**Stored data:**

········

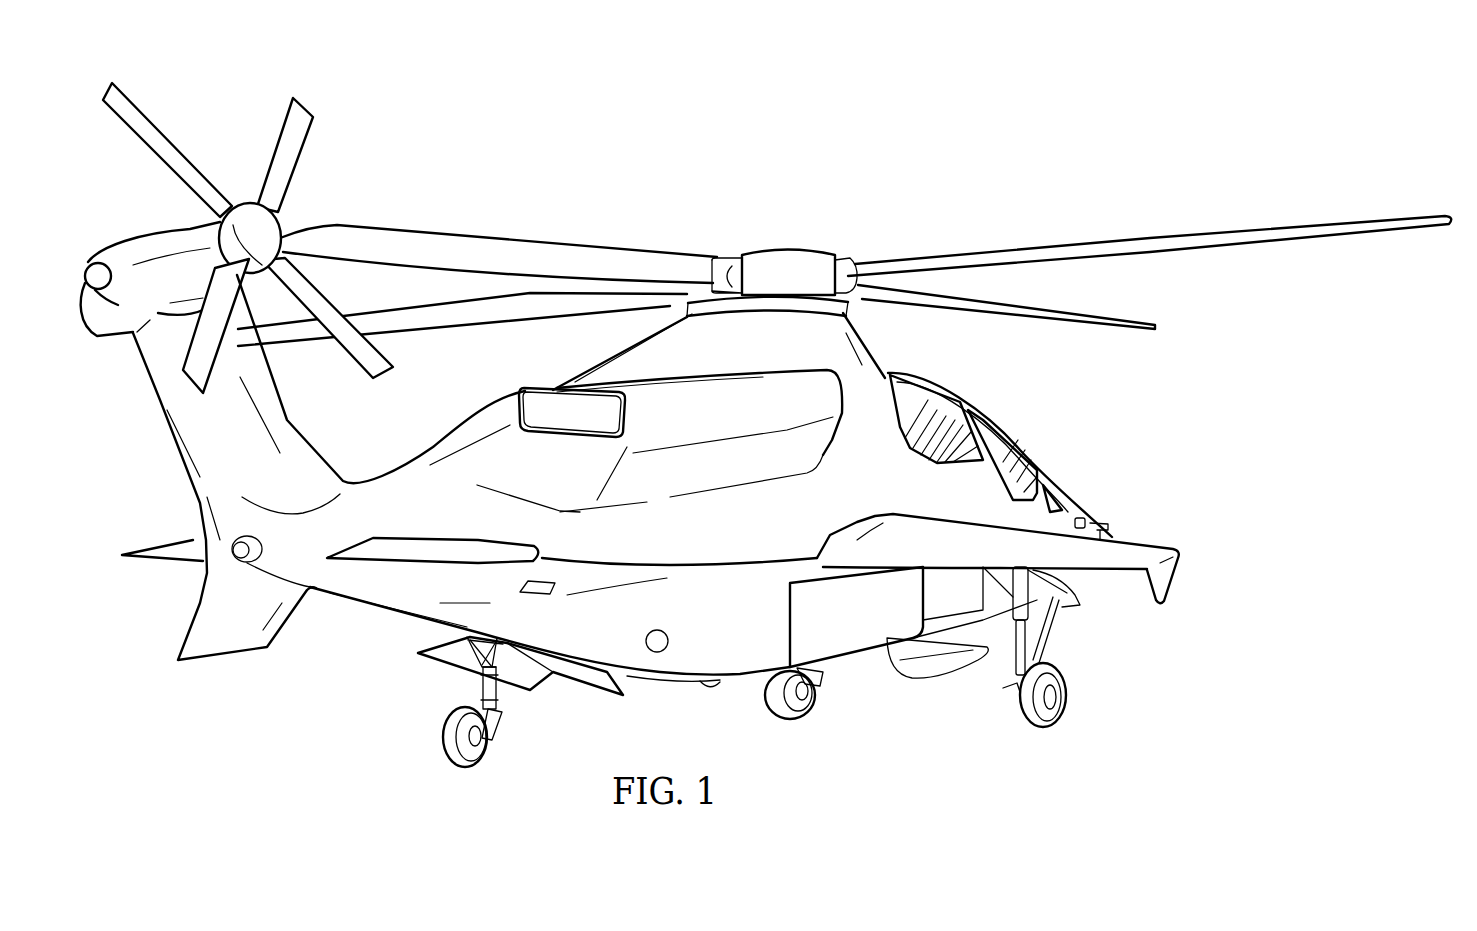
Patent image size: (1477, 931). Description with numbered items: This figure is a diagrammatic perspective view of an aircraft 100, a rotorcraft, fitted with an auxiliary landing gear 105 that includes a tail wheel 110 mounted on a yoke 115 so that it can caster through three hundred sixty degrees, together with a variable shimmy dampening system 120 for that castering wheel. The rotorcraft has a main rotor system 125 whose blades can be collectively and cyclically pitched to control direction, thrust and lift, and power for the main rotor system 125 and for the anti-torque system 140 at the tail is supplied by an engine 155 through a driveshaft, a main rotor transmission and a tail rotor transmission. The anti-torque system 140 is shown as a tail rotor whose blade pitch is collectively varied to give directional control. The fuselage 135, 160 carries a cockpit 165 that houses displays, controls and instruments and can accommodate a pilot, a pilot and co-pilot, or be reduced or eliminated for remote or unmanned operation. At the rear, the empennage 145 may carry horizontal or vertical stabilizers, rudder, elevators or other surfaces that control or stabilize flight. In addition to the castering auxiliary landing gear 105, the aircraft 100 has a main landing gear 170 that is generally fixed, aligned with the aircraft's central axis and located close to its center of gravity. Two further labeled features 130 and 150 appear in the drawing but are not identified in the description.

The aircraft 100 is at (893, 142).
The auxiliary landing gear 105 is at (411, 751).
The tail wheel 110 is at (470, 767).
The yoke 115 is at (502, 713).
The variable shimmy dampening system 120 is at (458, 686).
The main rotor system 125 is at (746, 236).
The main rotor blades 130 is at (523, 243).
The fuselage 135 is at (732, 670).
The anti-torque system 140 is at (133, 212).
The empennage 145 is at (393, 607).
The tail rotor blades 150 is at (331, 166).
The engine 155 is at (491, 387).
The fuselage 160 is at (428, 540).
The cockpit 165 is at (985, 400).
The main landing gear 170 is at (812, 730).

········

Pull out each line of the data that contains the string "auxiliary". Letter case must match.

**FINAL RESULT:**
Patent image size: (1477, 931). Description with numbered items: This figure is a diagrammatic perspective view of an aircraft 100, a rotorcraft, fitted with an auxiliary landing gear 105 that includes a tail wheel 110 mounted on a yoke 115 so that it can caster through three hundred sixty degrees, together with a variable shimmy dampening system 120 for that castering wheel. The rotorcraft has a main rotor system 125 whose blades can be collectively and cyclically pitched to control direction, thrust and lift, and power for the main rotor system 125 and for the anti-torque system 140 at the tail is supplied by an engine 155 through a driveshaft, a main rotor transmission and a tail rotor transmission. The anti-torque system 140 is shown as a tail rotor whose blade pitch is collectively varied to give directional control. The fuselage 135, 160 carries a cockpit 165 that houses displays, controls and instruments and can accommodate a pilot, a pilot and co-pilot, or be reduced or eliminated for remote or unmanned operation. At the rear, the empennage 145 may carry horizontal or vertical stabilizers, rudder, elevators or other surfaces that control or stabilize flight. In addition to the castering auxiliary landing gear 105, the aircraft 100 has a main landing gear 170 that is generally fixed, aligned with the aircraft's central axis and located close to its center of gravity. Two further labeled features 130 and 150 appear in the drawing but are not identified in the description.
The auxiliary landing gear 105 is at (411, 751).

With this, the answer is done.